Given problem: Tally the lines that hold the string "this", and reply with the count alone.
# START OF Record list
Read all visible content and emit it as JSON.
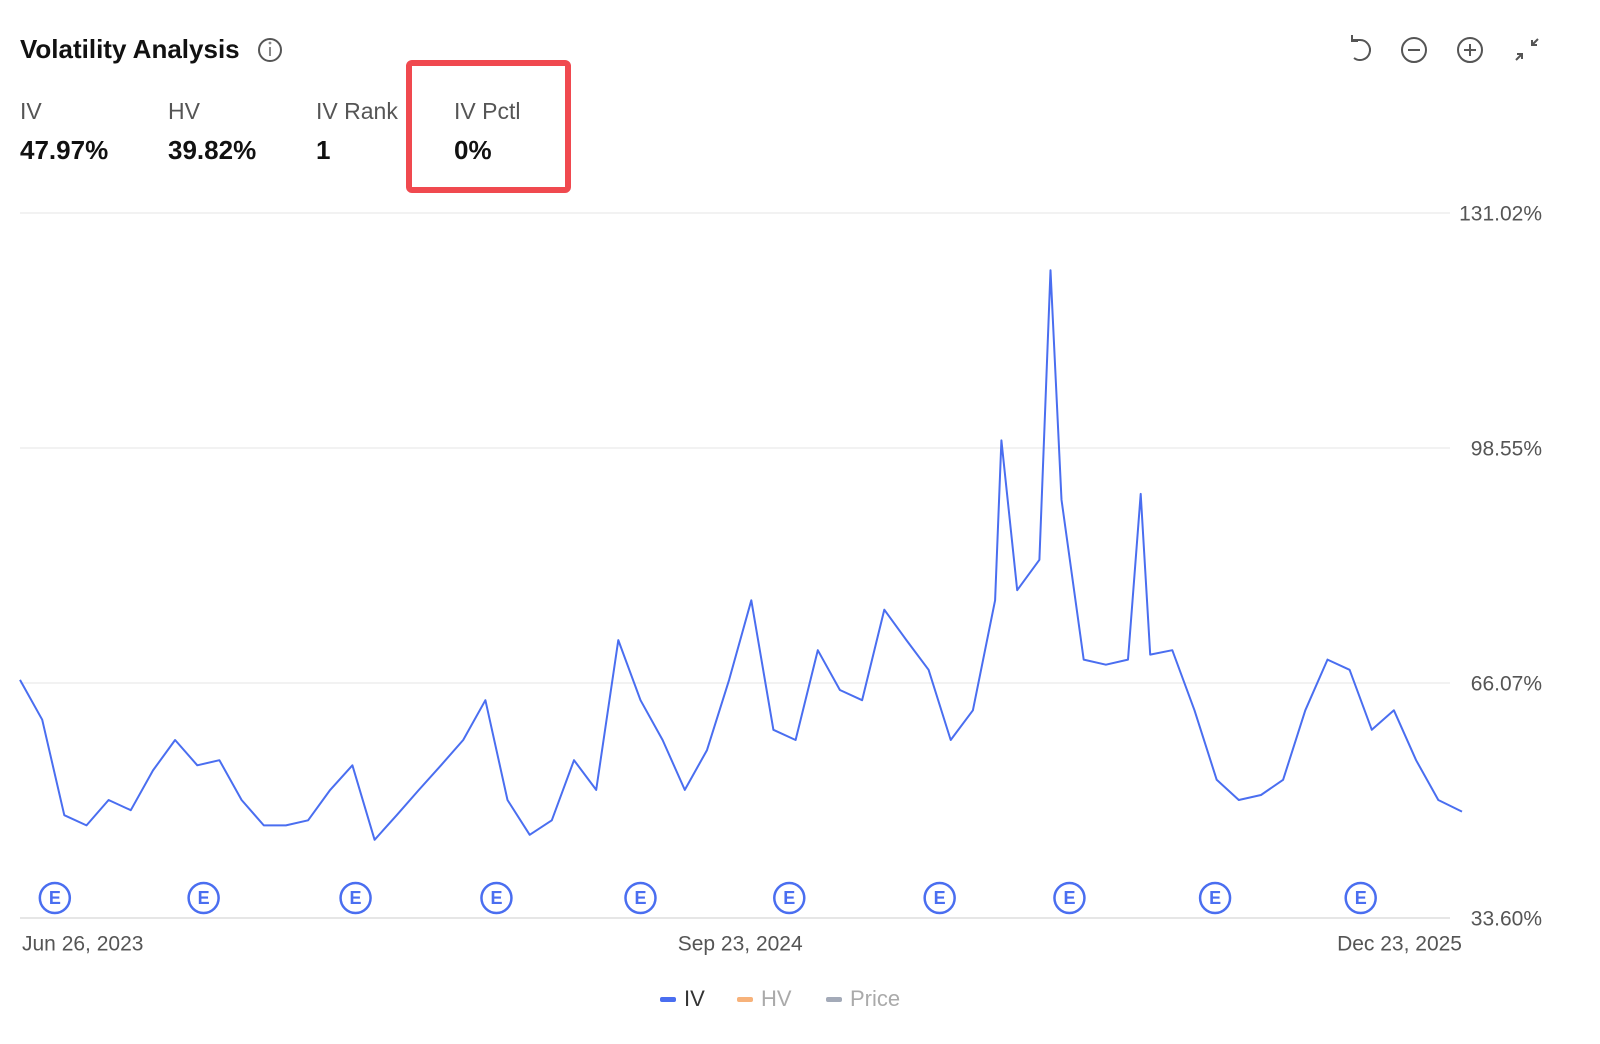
{
  "header": {
    "title": "Volatility Analysis"
  },
  "metrics": [
    {
      "label": "IV",
      "value": "47.97%"
    },
    {
      "label": "HV",
      "value": "39.82%"
    },
    {
      "label": "IV Rank",
      "value": "1"
    },
    {
      "label": "IV Pctl",
      "value": "0%",
      "highlighted": true
    }
  ],
  "chart_data": {
    "type": "line",
    "x": [
      "2023-06-26",
      "2023-07-10",
      "2023-07-24",
      "2023-08-07",
      "2023-08-21",
      "2023-09-04",
      "2023-09-18",
      "2023-10-02",
      "2023-10-16",
      "2023-10-30",
      "2023-11-13",
      "2023-11-27",
      "2023-12-11",
      "2023-12-25",
      "2024-01-08",
      "2024-01-22",
      "2024-02-05",
      "2024-02-19",
      "2024-03-04",
      "2024-03-18",
      "2024-04-01",
      "2024-04-15",
      "2024-04-29",
      "2024-05-13",
      "2024-05-27",
      "2024-06-10",
      "2024-06-24",
      "2024-07-08",
      "2024-07-22",
      "2024-08-05",
      "2024-08-19",
      "2024-09-02",
      "2024-09-16",
      "2024-09-30",
      "2024-10-14",
      "2024-10-28",
      "2024-11-11",
      "2024-11-25",
      "2024-12-09",
      "2024-12-23",
      "2025-01-06",
      "2025-01-20",
      "2025-02-03",
      "2025-02-17",
      "2025-03-03",
      "2025-03-07",
      "2025-03-17",
      "2025-03-31",
      "2025-04-07",
      "2025-04-14",
      "2025-04-28",
      "2025-05-12",
      "2025-05-26",
      "2025-06-03",
      "2025-06-09",
      "2025-06-23",
      "2025-07-07",
      "2025-07-21",
      "2025-08-04",
      "2025-08-18",
      "2025-09-01",
      "2025-09-15",
      "2025-09-29",
      "2025-10-13",
      "2025-10-27",
      "2025-11-10",
      "2025-11-24",
      "2025-12-08",
      "2025-12-23"
    ],
    "series": [
      {
        "color": "#4a6ef0",
        "values": [
          66.5,
          61.0,
          47.8,
          46.4,
          49.9,
          48.5,
          54.0,
          58.2,
          54.7,
          55.4,
          49.9,
          46.4,
          46.4,
          47.1,
          51.3,
          54.7,
          44.4,
          47.8,
          51.3,
          54.7,
          58.2,
          63.7,
          49.9,
          45.1,
          47.1,
          55.4,
          51.3,
          72.0,
          63.7,
          58.2,
          51.3,
          56.8,
          66.5,
          77.5,
          59.6,
          58.2,
          70.6,
          65.1,
          63.7,
          76.2,
          72.0,
          67.9,
          58.2,
          62.3,
          77.5,
          99.6,
          78.9,
          83.1,
          123.1,
          91.4,
          69.3,
          68.6,
          69.3,
          92.2,
          70.0,
          70.6,
          62.3,
          52.7,
          49.9,
          50.6,
          52.7,
          62.3,
          69.3,
          67.9,
          59.6,
          62.3,
          55.4,
          49.9,
          48.3
        ]
      }
    ],
    "xlim": [
      "2023-06-26",
      "2025-12-23"
    ],
    "xticks": [
      {
        "value": "2023-06-26",
        "label": "Jun 26, 2023"
      },
      {
        "value": "2024-09-23",
        "label": "Sep 23, 2024"
      },
      {
        "value": "2025-12-23",
        "label": "Dec 23, 2025"
      }
    ],
    "ylim": [
      33.6,
      131.02
    ],
    "yticks": [
      {
        "value": 33.6,
        "label": "33.60%"
      },
      {
        "value": 66.07,
        "label": "66.07%"
      },
      {
        "value": 98.55,
        "label": "98.55%"
      },
      {
        "value": 131.02,
        "label": "131.02%"
      }
    ],
    "grid": true,
    "events": [
      {
        "x": "2023-07-18",
        "label": "E"
      },
      {
        "x": "2023-10-20",
        "label": "E"
      },
      {
        "x": "2024-01-24",
        "label": "E"
      },
      {
        "x": "2024-04-22",
        "label": "E"
      },
      {
        "x": "2024-07-22",
        "label": "E"
      },
      {
        "x": "2024-10-24",
        "label": "E"
      },
      {
        "x": "2025-01-27",
        "label": "E"
      },
      {
        "x": "2025-04-19",
        "label": "E"
      },
      {
        "x": "2025-07-20",
        "label": "E"
      },
      {
        "x": "2025-10-20",
        "label": "E"
      }
    ],
    "legend": [
      {
        "name": "IV",
        "color": "#4a6ef0",
        "active": true
      },
      {
        "name": "HV",
        "color": "#f7b27a",
        "active": false
      },
      {
        "name": "Price",
        "color": "#a3aab8",
        "active": false
      }
    ]
  }
}
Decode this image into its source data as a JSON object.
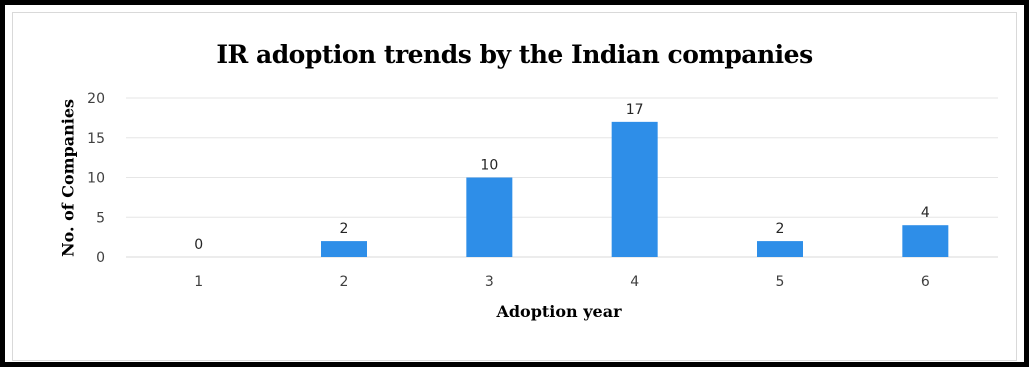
{
  "chart_data": {
    "type": "bar",
    "title": "IR adoption trends by the Indian companies",
    "xlabel": "Adoption  year",
    "ylabel": "No. of Companies",
    "categories": [
      "1",
      "2",
      "3",
      "4",
      "5",
      "6"
    ],
    "values": [
      0,
      2,
      10,
      17,
      2,
      4
    ],
    "ylim": [
      0,
      20
    ],
    "yticks": [
      "0",
      "5",
      "10",
      "15",
      "20"
    ],
    "grid": true,
    "legend": "none",
    "bar_color": "#2e8ee8",
    "gridline_color": "#e6e6e6",
    "axis_color": "#d9d9d9"
  }
}
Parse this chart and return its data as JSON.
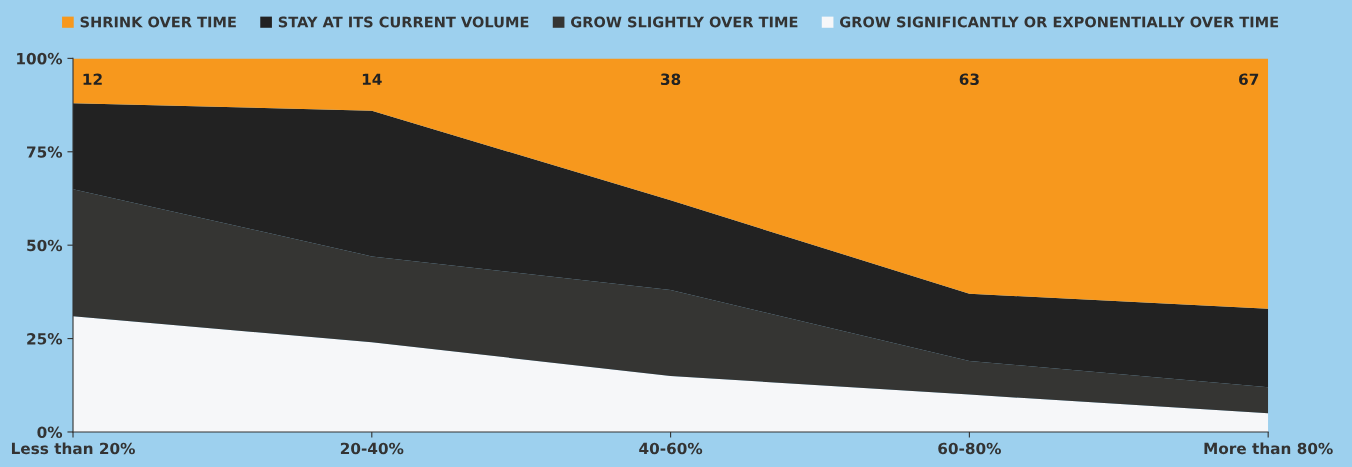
# END OF Record list
Written solution: 2